TO BE DONE ->
A. In the environment setup excerpt, rewrite the paragraph beginning "Currently, automation for setting up" as a short bulleted list that keeps its main facts.
B. According to the environment setup excerpt, which Python version does the setup install?
C. For each statement, say whether the environment setup excerpt agrees with it (yes or no), and quote the words that decide it.
(i) The setup automation works on any Linux distribution.
(ii) Changing into the repository directory is enough to use the virtual environment.
(iii) Running make clean-environment erases the ~/.pyenv directory.

--- Start EXCERPT TO READ ---

Currently, automation for setting up the right environment is only available for machines based on RedHatEnterpriseLinux (RHEL). Running the following will ensure your environment is ready for development. It will install pyenv, Python 3.8.12 and its dependencies (yum), create a virtual environment (named apigee), and ensure poetry is installed under it.

$ make setup-environment

Activating apigee is now done by the file .python-version, so cd'ing into the repository directory will suffice to use the virtual environment.

If you wish to remove all changes made by setup-environment, you can run the following:

$ make clean-environment

This will erase your ~/.pyenv directory, where pyenv stores the different Python versions, and will revert ~/.bashrc and ~./bash_profile. You may want to logout/login for changes to take effect.

--- End EXCERPT TO READ ---
--- Start INFORMATION SUPPLIED ---

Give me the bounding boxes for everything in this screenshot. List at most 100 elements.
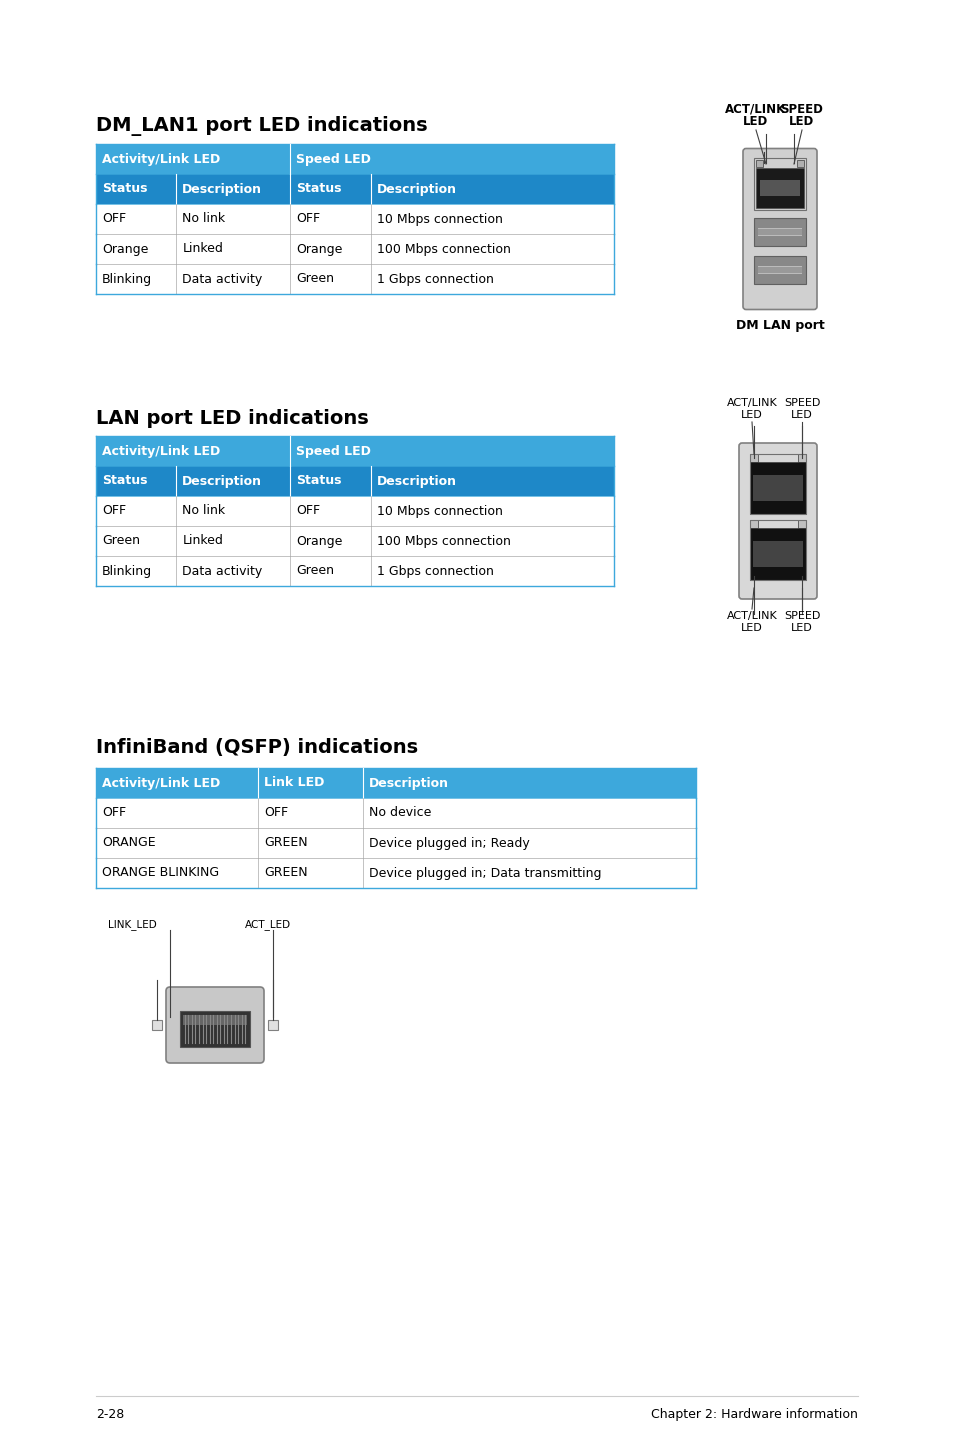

--- End INFORMATION SUPPLIED ---

RESPONSES FOR EACH TASK ->
A.
- Automated environment setup is only available for machines based on Red Hat Enterprise Linux (RHEL).
- Running the setup command prepares the environment for development.
- It installs pyenv, Python 3.8.12 and its dependencies (via yum).
- It creates a virtual environment named apigee.
- It makes sure poetry is installed in that virtual environment.

B. Python 3.8.12.

C.
(i) No: "only available for machines based on RedHatEnterpriseLinux (RHEL)"
(ii) Yes: "cd'ing into the repository directory will suffice to use the virtual environment"
(iii) Yes: "This will erase your ~/.pyenv directory"